* [YOUR INSTRUCTIONS]: Collect all lines from the records below that include the word "presenti".

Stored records
- - -
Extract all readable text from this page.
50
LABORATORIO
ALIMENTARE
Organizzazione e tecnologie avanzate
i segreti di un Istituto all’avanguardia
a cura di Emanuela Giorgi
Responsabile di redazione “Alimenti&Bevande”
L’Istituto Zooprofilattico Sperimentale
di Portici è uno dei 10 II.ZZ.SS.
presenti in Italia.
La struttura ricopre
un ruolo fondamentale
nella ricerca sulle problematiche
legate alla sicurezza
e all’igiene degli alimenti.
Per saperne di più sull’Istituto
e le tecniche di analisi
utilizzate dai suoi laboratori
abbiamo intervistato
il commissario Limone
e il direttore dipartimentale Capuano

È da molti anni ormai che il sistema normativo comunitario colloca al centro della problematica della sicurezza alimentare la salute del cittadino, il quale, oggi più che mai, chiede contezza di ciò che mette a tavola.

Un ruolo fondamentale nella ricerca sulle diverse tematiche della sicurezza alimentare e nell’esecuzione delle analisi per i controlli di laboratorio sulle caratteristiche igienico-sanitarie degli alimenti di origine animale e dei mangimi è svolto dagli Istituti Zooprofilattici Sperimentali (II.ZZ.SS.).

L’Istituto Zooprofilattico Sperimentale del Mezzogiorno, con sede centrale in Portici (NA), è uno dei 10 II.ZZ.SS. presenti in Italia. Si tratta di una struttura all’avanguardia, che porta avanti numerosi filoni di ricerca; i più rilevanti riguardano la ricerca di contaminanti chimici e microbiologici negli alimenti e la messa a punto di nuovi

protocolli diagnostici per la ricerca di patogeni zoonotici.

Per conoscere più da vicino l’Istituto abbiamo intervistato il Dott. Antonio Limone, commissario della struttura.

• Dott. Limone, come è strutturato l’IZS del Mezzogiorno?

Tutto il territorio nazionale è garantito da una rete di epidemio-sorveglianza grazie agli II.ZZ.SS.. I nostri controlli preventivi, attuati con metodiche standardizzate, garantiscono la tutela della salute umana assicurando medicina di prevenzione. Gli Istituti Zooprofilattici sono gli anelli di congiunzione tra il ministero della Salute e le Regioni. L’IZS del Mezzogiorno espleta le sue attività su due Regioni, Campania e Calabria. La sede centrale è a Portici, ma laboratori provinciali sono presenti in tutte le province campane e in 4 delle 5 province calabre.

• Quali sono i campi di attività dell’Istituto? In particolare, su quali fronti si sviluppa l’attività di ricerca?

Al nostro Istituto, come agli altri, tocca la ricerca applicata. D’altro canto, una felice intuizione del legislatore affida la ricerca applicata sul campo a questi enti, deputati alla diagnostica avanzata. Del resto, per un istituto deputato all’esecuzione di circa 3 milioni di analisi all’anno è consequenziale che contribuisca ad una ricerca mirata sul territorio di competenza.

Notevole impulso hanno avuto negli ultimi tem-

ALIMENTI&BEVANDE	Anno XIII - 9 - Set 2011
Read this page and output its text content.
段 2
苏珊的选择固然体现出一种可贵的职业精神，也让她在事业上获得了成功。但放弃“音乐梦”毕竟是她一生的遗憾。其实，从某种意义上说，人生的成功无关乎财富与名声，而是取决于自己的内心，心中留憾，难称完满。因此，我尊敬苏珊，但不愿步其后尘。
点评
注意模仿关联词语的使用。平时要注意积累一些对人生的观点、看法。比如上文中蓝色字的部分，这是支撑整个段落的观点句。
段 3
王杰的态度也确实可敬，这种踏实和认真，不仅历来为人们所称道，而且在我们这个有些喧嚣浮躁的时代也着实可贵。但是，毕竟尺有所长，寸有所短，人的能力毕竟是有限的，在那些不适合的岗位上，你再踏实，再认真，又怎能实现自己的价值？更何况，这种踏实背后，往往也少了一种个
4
- - -
* [THE SOLUTION]:
presenti in Italia.
L’Istituto Zooprofilattico Sperimentale del Mezzogiorno, con sede centrale in Portici (NA), è uno dei 10 II.ZZ.SS. presenti in Italia. Si tratta di una struttura all’avanguardia, che porta avanti numerosi filoni di ricerca; i più rilevanti riguardano la ricerca di contaminanti chimici e microbiologici negli alimenti e la messa a punto di nuovi
Tutto il territorio nazionale è garantito da una rete di epidemio-sorveglianza grazie agli II.ZZ.SS.. I nostri controlli preventivi, attuati con metodiche standardizzate, garantiscono la tutela della salute umana assicurando medicina di prevenzione. Gli Istituti Zooprofilattici sono gli anelli di congiunzione tra il ministero della Salute e le Regioni. L’IZS del Mezzogiorno espleta le sue attività su due Regioni, Campania e Calabria. La sede centrale è a Portici, ma laboratori provinciali sono presenti in tutte le province campane e in 4 delle 5 province calabre.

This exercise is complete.